*Extrait de texte:*
----
Cette responsabilité nous concerne tout d'abord nous-mêmes. Nous sommes appelés à prendre du recul par rapport à l'extériorité qui cherche à nous enfermer dans un monde en trois dimensions, et à " soigner " notre vie intérieure. Dans cette perspective, nous n'avons pas à attendre de Dieu des manifestations spectaculaires et visibles, mais à laisser l'Esprit-Saint agir en nous, afin que nous soyons toujours davantage enracinés et fondés dans cet amour qui transforme et renouvelle notre regard.
De nouveaux horizons se présentent alors à nous, et notre vie prend une autre dimension : nous découvrons que nous valons plus, infiniment plus que l'image que nous donnons de nous-mêmes et que ce que nous produisons ; nous découvrons que celles et ceux qui nous entourent valent infiniment plus, eux aussi, que ce qu'ils présentent et produisent ; nous découvrons, au-delà des situations de détresses et de souffrances auxquelles nous pouvons être confrontés, une promesse de vie. Car par sa puissance qui agit en nous, Dieu peut faire au-delà, infiniment au-delà de ce que nous pouvons demander et imaginer.

Cette responsabilité réside aussi dans notre témoignage. Nous sommes appelés à rayonner ce que nous recevons dans la foi, à intercéder pour les autres comme le fait l'apôtre pour les Ephésiens, à proclamer à celles et à ceux qui se cherchent que le Seigneur les a déjà trouvés.
----
*Informations affichées:*
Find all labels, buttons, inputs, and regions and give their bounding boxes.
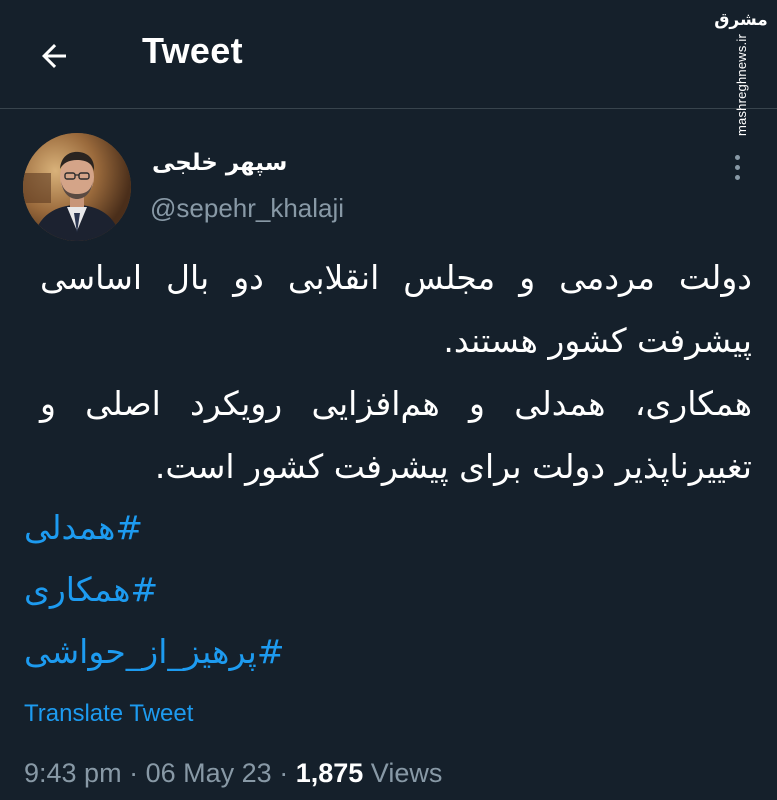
----
*Consigne:* Reproduisez à l'identique l'intégralité de l'extrait sur la responsabilité. Les lignes proviennent d'une source distincte de celle de l'extrait.

*Solution rédigée:*
Cette responsabilité nous concerne tout d'abord nous-mêmes. Nous sommes appelés à prendre du recul par rapport à l'extériorité qui cherche à nous enfermer dans un monde en trois dimensions, et à " soigner " notre vie intérieure. Dans cette perspective, nous n'avons pas à attendre de Dieu des manifestations spectaculaires et visibles, mais à laisser l'Esprit-Saint agir en nous, afin que nous soyons toujours davantage enracinés et fondés dans cet amour qui transforme et renouvelle notre regard.
De nouveaux horizons se présentent alors à nous, et notre vie prend une autre dimension : nous découvrons que nous valons plus, infiniment plus que l'image que nous donnons de nous-mêmes et que ce que nous produisons ; nous découvrons que celles et ceux qui nous entourent valent infiniment plus, eux aussi, que ce qu'ils présentent et produisent ; nous découvrons, au-delà des situations de détresses et de souffrances auxquelles nous pouvons être confrontés, une promesse de vie. Car par sa puissance qui agit en nous, Dieu peut faire au-delà, infiniment au-delà de ce que nous pouvons demander et imaginer.

Cette responsabilité réside aussi dans notre témoignage. Nous sommes appelés à rayonner ce que nous recevons dans la foi, à intercéder pour les autres comme le fait l'apôtre pour les Ephésiens, à proclamer à celles et à ceux qui se cherchent que le Seigneur les a déjà trouvés.